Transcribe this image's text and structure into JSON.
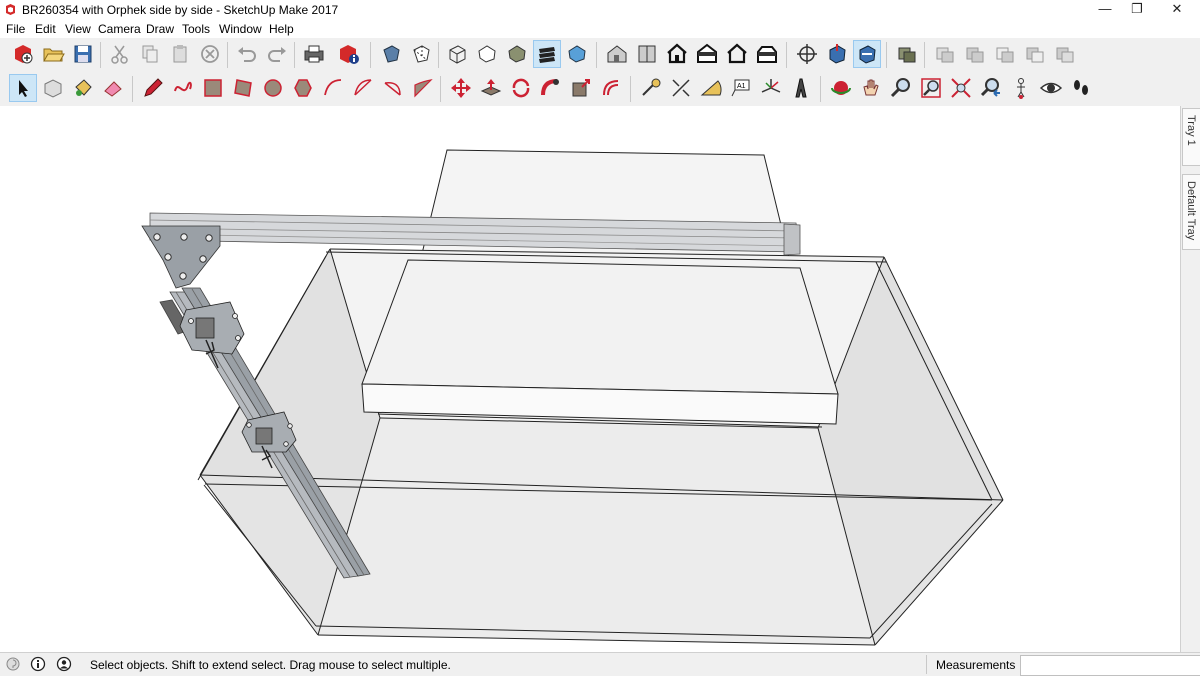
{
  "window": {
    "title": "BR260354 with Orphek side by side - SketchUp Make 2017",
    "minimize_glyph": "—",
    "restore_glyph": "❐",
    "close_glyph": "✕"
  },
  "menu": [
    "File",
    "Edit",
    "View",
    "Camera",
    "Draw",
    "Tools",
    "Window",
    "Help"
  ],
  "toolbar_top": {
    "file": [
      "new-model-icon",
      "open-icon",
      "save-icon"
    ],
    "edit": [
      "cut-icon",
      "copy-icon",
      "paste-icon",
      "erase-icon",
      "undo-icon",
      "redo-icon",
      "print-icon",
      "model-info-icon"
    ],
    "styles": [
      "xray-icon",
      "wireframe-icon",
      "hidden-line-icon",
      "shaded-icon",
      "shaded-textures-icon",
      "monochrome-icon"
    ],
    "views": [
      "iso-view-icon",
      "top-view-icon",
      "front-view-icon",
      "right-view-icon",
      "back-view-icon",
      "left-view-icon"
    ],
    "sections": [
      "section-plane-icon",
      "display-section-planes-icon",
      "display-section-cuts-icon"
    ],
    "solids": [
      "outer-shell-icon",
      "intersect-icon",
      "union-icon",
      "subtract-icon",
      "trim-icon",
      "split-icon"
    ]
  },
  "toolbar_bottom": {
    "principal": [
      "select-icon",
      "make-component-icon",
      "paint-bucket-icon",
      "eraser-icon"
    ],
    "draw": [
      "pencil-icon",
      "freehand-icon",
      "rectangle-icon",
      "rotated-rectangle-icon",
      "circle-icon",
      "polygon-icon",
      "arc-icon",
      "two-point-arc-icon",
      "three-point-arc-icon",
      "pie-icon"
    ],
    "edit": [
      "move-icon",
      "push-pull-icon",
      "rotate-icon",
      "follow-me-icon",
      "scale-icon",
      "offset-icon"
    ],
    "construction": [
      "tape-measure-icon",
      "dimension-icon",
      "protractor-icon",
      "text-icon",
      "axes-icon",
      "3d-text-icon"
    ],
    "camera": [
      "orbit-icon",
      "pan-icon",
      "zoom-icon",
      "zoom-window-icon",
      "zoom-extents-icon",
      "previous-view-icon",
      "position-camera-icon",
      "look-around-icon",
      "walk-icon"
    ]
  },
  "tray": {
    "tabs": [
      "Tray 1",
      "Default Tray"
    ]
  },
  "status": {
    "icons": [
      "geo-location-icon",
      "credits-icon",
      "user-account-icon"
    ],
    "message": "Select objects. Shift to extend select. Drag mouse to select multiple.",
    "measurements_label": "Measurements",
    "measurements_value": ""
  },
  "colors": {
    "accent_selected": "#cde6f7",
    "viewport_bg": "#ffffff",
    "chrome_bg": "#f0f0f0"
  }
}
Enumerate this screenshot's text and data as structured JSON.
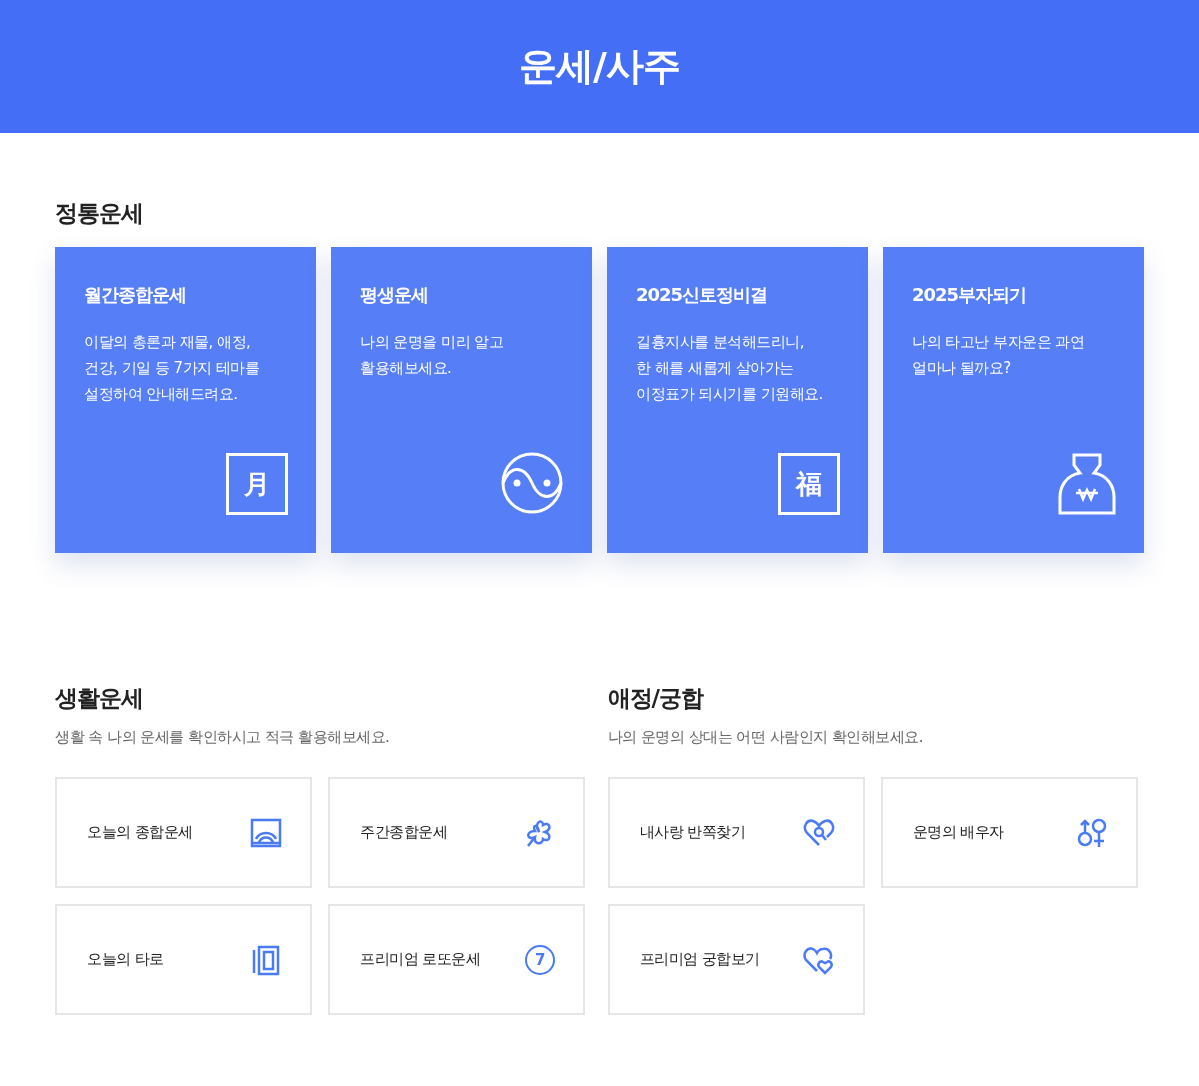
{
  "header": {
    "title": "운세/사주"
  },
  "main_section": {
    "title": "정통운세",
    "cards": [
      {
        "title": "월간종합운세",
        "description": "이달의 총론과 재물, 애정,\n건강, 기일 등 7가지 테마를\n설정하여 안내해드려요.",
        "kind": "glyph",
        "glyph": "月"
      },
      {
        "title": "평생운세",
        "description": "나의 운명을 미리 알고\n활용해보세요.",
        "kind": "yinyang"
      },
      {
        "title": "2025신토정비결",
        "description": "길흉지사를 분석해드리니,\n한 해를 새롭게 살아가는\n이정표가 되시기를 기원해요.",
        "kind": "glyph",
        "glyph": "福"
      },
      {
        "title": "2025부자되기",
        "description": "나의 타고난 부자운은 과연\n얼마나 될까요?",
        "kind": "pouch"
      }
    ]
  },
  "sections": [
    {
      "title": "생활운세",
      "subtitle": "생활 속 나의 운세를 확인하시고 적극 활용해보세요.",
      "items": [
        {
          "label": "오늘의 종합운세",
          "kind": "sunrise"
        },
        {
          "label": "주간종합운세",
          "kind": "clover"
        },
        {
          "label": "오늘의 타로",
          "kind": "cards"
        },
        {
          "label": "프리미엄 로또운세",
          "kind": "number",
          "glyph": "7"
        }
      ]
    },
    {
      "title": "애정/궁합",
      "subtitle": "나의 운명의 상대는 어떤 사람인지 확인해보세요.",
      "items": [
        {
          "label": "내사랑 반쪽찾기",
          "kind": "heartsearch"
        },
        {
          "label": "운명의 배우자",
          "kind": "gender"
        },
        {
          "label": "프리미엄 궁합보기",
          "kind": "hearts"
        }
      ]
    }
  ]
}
───
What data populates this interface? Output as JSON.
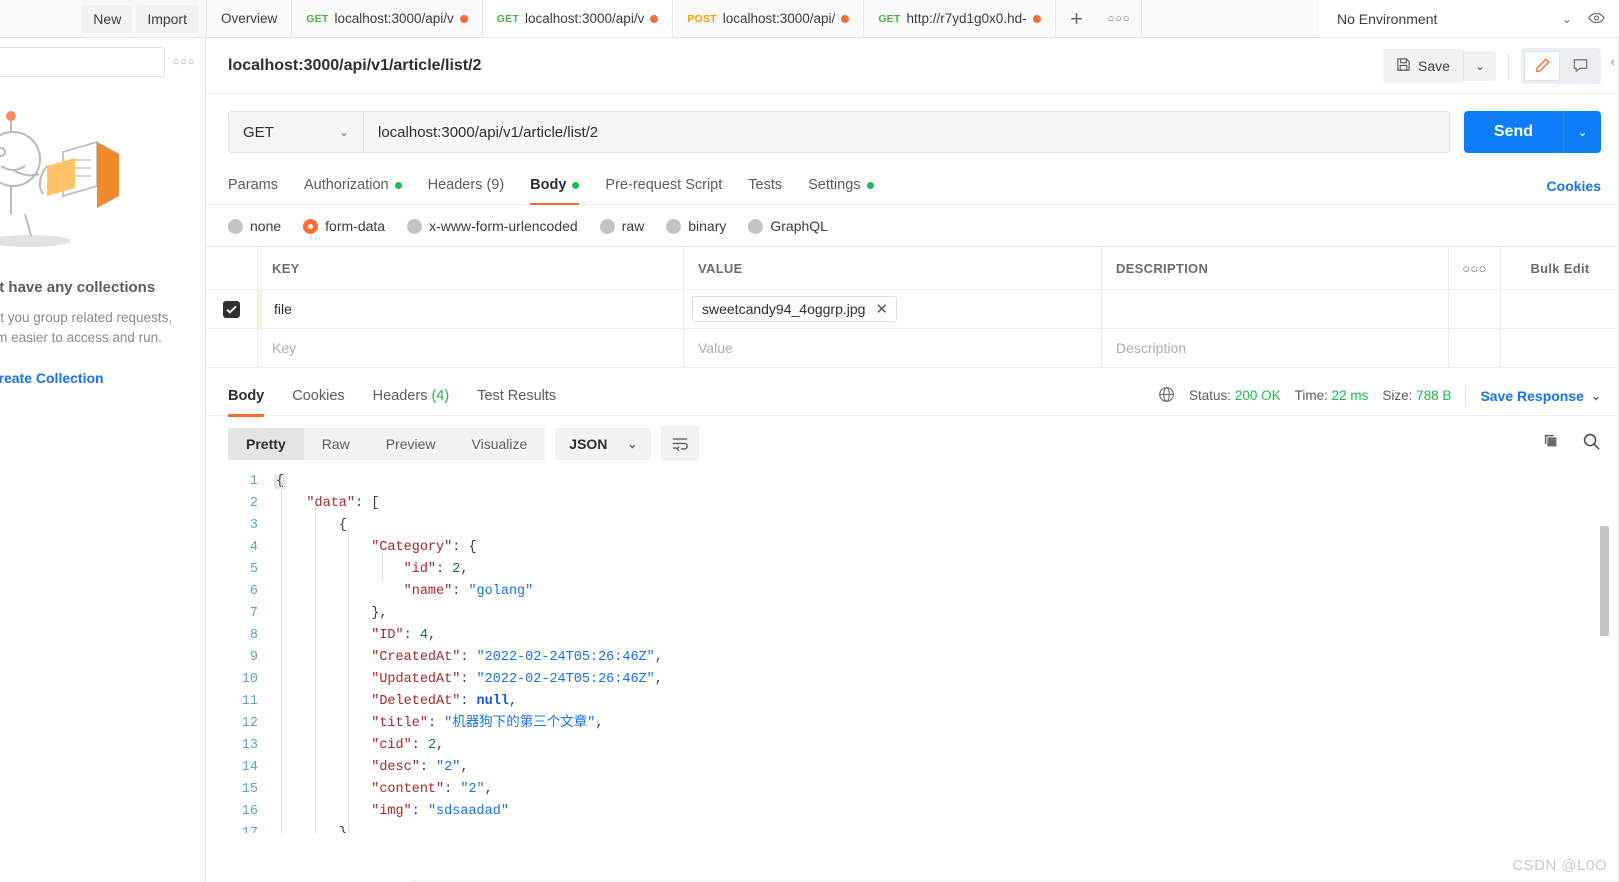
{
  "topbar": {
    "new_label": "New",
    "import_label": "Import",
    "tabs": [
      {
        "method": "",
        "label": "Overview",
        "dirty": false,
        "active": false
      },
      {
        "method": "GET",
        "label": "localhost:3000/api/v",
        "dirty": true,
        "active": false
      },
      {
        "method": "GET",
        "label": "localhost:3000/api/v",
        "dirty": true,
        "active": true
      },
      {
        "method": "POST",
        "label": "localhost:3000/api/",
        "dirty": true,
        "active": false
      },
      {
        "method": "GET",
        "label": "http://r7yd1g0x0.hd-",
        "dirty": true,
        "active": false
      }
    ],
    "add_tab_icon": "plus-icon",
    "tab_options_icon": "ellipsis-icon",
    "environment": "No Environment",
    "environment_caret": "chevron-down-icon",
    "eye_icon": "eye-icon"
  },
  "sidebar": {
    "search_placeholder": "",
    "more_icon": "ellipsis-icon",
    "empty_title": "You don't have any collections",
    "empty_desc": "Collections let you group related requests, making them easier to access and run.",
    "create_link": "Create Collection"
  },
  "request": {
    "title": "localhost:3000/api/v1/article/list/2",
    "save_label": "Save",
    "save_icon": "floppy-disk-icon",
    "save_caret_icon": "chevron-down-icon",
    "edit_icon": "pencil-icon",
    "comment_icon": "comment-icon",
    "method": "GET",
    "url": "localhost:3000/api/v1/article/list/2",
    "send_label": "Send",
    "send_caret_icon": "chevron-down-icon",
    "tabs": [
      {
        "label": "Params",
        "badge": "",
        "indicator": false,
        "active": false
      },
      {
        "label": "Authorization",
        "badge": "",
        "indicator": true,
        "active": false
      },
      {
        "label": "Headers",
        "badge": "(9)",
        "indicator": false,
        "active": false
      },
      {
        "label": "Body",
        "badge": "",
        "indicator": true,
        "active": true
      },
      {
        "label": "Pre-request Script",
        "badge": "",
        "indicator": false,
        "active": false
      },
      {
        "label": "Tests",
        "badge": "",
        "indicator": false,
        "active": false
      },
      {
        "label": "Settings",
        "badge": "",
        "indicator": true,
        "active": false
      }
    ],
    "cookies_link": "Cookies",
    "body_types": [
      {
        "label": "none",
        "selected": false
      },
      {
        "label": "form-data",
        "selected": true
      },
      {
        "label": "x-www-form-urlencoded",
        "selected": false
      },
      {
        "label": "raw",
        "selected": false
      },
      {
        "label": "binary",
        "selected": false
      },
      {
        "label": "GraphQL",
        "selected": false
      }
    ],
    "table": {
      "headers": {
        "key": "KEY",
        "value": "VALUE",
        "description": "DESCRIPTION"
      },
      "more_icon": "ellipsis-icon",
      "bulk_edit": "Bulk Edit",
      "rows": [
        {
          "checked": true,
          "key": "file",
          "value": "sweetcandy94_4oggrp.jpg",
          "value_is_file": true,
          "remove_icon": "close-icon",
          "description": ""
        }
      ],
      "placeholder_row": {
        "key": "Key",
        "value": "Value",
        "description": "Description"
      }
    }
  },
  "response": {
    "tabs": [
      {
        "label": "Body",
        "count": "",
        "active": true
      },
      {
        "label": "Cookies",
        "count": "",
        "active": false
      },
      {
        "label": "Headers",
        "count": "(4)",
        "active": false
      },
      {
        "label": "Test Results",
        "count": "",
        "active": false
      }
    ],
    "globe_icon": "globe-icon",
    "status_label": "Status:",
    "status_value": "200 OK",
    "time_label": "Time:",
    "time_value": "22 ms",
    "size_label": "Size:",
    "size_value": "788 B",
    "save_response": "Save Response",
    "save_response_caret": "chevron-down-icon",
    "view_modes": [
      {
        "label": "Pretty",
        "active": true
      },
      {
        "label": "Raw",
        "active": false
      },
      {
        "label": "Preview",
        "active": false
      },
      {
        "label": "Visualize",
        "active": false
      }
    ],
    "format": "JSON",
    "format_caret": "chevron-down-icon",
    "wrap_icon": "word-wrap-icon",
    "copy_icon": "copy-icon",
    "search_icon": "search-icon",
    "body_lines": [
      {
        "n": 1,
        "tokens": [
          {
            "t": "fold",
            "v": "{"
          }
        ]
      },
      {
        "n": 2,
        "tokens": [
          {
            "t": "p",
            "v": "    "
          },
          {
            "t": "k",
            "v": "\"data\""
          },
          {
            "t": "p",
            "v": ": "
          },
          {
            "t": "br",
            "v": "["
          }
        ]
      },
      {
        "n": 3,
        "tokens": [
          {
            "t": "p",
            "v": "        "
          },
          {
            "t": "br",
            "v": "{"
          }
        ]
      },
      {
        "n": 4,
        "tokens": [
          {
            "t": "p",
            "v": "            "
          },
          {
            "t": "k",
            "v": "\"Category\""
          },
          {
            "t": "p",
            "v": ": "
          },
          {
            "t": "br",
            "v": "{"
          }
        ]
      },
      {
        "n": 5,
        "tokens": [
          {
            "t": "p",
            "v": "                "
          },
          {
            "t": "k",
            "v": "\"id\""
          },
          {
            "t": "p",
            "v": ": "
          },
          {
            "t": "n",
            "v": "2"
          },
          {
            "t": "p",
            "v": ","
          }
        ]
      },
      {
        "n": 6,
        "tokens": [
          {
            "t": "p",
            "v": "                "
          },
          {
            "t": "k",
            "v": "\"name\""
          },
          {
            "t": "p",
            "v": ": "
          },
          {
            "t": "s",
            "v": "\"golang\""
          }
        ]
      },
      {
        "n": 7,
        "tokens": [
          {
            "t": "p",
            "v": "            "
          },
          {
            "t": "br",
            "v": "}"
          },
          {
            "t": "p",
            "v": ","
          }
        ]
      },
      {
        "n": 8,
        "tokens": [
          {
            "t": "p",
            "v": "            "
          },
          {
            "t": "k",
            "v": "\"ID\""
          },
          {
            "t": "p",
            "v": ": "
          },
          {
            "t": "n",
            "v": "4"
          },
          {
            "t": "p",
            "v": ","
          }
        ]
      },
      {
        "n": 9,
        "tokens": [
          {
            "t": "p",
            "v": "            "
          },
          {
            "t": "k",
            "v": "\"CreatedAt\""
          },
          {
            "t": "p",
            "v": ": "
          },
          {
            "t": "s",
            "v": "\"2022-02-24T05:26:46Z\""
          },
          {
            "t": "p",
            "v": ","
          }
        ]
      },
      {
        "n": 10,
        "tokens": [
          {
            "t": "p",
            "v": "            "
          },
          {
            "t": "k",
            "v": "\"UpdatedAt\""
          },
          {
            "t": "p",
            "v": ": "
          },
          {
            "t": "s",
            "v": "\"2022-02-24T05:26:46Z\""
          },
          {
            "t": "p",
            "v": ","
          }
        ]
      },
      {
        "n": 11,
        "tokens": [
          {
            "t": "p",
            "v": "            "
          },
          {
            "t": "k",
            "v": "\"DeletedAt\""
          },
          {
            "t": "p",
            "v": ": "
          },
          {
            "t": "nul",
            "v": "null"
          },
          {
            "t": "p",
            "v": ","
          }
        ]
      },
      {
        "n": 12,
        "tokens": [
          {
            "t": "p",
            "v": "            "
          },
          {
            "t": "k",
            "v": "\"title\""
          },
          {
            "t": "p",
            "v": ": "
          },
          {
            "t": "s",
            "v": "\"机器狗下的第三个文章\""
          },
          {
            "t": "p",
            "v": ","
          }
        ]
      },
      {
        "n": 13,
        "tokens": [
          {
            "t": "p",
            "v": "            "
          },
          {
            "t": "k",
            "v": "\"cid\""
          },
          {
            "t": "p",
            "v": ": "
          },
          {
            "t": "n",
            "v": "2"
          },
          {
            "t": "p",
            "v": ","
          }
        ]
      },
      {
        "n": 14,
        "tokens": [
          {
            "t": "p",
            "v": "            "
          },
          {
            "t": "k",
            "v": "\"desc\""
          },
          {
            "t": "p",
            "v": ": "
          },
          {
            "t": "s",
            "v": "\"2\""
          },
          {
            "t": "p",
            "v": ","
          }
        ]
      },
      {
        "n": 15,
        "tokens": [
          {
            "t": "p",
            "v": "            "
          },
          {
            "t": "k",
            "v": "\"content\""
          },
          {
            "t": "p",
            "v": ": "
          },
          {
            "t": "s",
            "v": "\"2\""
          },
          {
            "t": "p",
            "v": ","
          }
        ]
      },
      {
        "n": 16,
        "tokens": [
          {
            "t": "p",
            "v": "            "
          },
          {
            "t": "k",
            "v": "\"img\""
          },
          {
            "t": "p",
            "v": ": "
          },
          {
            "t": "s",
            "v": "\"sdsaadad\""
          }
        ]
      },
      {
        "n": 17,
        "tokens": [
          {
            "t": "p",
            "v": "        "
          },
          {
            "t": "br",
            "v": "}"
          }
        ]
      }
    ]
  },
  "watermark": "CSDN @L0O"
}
───
- [WORK TO DO]: Only lines that contain the word "list" are wanted; copy each of them.

- [TASK OUTPUT]:
    "title": "localhost:3000/api/v1/article/list/2",
    "url": "localhost:3000/api/v1/article/list/2",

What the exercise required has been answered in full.